>> start

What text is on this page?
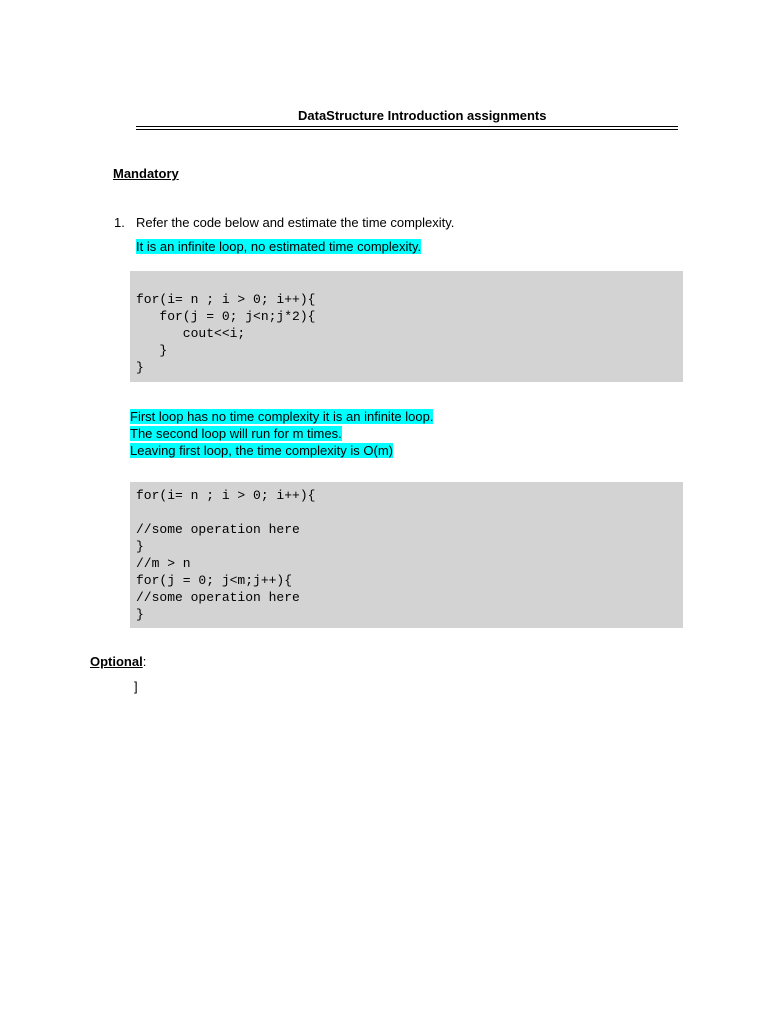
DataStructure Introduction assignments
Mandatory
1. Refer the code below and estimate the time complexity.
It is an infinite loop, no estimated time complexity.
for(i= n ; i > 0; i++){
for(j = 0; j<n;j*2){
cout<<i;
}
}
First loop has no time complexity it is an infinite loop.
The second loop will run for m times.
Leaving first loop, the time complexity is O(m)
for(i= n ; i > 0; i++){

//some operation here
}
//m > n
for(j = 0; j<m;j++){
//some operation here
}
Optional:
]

>> end
>> start

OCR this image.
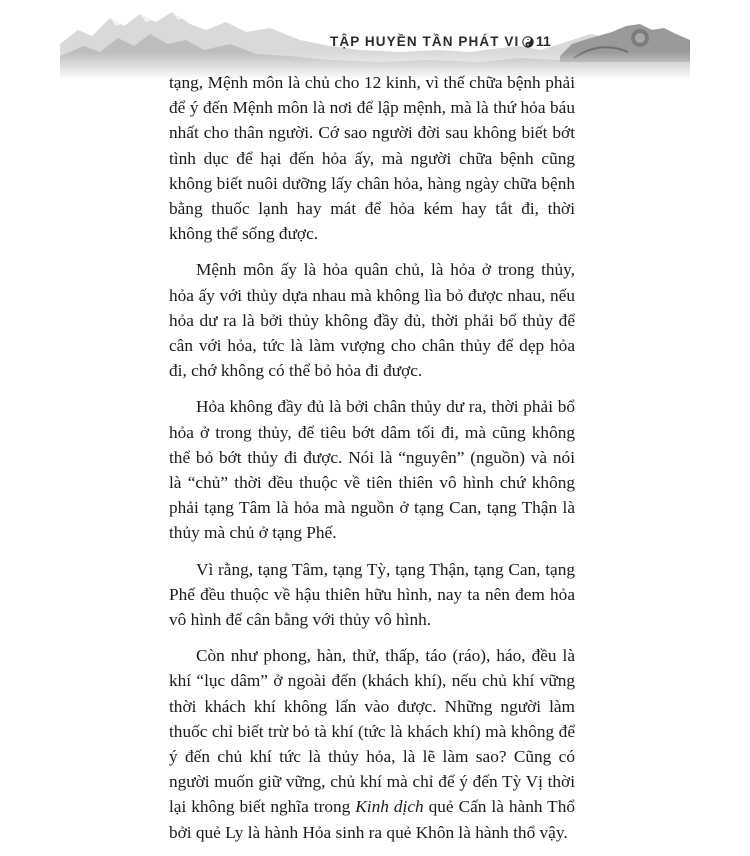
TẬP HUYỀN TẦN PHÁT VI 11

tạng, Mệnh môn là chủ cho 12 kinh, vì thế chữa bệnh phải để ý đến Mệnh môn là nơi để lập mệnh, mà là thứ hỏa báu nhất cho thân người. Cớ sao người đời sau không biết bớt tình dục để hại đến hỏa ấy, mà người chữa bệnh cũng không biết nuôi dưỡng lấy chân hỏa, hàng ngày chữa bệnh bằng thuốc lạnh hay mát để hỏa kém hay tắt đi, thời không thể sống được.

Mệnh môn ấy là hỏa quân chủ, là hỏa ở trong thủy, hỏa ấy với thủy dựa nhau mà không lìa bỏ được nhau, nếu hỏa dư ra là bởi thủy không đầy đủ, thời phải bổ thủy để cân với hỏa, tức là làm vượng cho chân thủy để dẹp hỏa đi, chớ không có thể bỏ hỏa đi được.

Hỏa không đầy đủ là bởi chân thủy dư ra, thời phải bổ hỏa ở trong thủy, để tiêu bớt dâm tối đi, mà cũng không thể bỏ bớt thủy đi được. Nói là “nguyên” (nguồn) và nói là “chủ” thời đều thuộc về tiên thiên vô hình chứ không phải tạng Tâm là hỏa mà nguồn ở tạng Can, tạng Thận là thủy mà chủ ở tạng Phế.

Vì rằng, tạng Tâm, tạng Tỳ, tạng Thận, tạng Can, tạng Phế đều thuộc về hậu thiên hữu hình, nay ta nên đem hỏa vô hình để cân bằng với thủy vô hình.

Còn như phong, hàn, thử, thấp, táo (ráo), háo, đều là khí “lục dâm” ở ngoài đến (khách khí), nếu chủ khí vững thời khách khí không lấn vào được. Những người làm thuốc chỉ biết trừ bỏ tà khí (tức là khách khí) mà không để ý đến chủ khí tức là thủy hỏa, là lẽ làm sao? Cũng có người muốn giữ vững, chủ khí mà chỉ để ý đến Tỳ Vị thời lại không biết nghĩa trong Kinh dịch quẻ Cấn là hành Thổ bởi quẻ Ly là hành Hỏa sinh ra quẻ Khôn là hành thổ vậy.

>> end

Review the material and copy each line in which the word "thuộc" appears.

Hỏa không đầy đủ là bởi chân thủy dư ra, thời phải bổ hỏa ở trong thủy, để tiêu bớt dâm tối đi, mà cũng không thể bỏ bớt thủy đi được. Nói là “nguyên” (nguồn) và nói là “chủ” thời đều thuộc về tiên thiên vô hình chứ không phải tạng Tâm là hỏa mà nguồn ở tạng Can, tạng Thận là thủy mà chủ ở tạng Phế.
Vì rằng, tạng Tâm, tạng Tỳ, tạng Thận, tạng Can, tạng Phế đều thuộc về hậu thiên hữu hình, nay ta nên đem hỏa vô hình để cân bằng với thủy vô hình.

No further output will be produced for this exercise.